> _Aim of the task_
Pick out every line with the word "Toolbar" and copy it.

> _Data for this exercise_
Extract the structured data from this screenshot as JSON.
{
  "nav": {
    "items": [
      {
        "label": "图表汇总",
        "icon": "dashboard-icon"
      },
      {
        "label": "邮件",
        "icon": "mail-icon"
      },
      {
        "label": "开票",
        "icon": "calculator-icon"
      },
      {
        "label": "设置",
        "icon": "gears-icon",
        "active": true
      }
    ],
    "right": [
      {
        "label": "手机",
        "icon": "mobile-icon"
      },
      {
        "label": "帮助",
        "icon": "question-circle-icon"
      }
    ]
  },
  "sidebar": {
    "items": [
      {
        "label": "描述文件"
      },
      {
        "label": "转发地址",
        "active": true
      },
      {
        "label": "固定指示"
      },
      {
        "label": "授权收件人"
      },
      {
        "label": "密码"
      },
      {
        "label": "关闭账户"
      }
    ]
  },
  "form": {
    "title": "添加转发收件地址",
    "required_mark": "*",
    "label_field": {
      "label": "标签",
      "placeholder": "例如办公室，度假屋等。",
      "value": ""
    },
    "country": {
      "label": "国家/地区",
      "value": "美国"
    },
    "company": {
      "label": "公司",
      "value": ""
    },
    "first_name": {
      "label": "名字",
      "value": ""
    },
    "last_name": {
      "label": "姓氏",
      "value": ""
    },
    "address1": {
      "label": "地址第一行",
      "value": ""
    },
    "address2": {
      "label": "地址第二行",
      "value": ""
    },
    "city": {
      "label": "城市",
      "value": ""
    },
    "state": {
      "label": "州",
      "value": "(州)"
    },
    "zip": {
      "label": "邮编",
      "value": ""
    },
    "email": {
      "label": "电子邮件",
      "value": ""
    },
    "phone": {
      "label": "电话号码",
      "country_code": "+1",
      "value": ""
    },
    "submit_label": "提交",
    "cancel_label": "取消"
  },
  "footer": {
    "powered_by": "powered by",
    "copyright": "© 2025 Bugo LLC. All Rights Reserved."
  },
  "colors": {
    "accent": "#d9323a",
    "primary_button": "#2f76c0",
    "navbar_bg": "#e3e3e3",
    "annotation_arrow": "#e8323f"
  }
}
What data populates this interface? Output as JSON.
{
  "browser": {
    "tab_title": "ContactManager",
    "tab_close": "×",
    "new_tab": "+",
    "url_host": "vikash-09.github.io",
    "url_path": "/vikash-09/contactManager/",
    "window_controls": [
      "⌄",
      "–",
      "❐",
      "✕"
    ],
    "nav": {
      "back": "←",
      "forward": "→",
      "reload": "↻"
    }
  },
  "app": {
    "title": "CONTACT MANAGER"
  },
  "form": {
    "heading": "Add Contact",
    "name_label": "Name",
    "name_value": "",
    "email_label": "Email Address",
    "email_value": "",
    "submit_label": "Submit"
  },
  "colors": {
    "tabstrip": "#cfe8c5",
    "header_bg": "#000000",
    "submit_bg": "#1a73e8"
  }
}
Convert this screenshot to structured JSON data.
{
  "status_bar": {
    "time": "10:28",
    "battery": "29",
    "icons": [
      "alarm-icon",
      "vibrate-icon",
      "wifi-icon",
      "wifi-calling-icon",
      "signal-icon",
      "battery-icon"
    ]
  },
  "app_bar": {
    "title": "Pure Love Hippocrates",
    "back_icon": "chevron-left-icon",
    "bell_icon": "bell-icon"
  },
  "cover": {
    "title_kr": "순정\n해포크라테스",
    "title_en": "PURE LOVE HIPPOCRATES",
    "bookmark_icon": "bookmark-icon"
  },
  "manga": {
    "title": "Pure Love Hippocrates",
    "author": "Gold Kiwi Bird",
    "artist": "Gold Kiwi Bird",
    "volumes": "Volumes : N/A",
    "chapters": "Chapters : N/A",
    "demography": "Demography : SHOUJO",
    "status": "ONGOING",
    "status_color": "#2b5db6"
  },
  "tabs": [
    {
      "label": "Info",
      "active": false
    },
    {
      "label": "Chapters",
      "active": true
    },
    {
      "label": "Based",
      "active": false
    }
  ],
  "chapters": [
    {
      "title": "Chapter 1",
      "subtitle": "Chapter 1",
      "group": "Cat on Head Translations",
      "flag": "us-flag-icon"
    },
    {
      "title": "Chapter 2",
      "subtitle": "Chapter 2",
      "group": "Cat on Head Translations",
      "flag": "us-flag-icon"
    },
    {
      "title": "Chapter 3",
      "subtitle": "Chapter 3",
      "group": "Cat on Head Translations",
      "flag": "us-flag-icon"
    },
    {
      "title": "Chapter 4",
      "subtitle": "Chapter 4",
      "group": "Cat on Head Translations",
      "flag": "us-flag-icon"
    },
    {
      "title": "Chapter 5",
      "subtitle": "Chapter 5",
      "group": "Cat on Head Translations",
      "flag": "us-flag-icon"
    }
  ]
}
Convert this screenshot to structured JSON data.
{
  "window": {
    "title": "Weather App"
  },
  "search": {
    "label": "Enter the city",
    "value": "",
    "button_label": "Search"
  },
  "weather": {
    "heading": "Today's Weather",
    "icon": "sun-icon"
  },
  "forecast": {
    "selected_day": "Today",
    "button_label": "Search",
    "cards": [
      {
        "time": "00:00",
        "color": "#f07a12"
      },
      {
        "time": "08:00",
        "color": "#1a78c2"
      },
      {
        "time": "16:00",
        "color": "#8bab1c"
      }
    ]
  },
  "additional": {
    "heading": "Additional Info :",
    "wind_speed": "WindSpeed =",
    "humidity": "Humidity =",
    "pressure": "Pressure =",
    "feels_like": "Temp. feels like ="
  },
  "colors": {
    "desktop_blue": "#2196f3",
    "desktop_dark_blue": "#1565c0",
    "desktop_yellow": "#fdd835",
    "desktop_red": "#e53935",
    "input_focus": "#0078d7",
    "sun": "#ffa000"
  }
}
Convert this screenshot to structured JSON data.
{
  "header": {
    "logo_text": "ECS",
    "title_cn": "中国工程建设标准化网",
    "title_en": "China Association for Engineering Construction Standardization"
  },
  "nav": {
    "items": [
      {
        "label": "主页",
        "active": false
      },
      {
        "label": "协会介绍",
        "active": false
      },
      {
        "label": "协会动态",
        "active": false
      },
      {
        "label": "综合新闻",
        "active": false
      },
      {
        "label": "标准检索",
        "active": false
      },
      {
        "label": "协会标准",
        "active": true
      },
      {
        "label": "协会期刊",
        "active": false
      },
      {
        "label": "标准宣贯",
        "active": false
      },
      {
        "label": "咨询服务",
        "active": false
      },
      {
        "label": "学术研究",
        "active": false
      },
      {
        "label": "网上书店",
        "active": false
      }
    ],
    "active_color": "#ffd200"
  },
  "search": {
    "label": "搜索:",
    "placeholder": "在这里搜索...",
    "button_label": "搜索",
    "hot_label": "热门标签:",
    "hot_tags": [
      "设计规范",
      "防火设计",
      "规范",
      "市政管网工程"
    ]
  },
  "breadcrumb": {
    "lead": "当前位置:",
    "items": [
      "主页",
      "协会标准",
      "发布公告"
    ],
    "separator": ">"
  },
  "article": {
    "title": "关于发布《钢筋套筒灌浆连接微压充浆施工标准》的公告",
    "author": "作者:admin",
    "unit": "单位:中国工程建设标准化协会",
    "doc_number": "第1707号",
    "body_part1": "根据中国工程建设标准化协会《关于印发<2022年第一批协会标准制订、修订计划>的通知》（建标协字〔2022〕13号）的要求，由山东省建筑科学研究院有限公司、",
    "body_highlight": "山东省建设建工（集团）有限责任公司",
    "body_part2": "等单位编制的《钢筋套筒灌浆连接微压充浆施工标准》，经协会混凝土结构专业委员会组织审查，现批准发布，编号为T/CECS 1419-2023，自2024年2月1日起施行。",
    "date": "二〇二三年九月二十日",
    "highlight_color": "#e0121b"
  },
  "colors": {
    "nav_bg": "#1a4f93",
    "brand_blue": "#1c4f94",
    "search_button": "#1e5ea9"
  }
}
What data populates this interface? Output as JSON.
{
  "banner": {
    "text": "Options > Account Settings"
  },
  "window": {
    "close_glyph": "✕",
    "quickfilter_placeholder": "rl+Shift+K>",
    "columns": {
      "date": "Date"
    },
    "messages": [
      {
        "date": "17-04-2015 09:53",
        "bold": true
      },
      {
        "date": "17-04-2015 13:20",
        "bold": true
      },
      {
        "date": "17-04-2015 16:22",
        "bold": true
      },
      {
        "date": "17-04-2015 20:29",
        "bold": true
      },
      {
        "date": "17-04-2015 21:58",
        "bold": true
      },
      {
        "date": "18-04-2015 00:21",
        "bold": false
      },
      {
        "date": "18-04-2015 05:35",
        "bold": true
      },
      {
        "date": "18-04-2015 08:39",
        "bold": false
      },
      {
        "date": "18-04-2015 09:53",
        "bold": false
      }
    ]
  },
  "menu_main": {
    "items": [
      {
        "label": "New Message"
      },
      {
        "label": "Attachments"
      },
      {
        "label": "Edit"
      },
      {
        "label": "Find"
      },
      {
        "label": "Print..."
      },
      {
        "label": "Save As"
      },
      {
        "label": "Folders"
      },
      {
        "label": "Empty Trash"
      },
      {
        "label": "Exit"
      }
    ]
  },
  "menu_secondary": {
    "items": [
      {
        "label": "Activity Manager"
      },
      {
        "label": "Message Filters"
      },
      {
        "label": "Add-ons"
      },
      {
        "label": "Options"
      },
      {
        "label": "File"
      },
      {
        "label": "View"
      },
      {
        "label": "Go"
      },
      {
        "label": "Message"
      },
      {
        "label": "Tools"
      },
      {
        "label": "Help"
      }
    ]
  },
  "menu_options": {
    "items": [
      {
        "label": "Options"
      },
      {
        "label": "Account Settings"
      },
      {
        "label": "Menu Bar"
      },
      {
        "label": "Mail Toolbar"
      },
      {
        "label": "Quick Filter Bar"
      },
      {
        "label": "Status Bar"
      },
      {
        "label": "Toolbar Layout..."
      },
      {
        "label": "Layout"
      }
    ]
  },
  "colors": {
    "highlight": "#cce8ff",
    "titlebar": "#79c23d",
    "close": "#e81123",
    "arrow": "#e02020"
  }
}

> _Expected answer_
        "label": "Mail Toolbar"
        "label": "Toolbar Layout..."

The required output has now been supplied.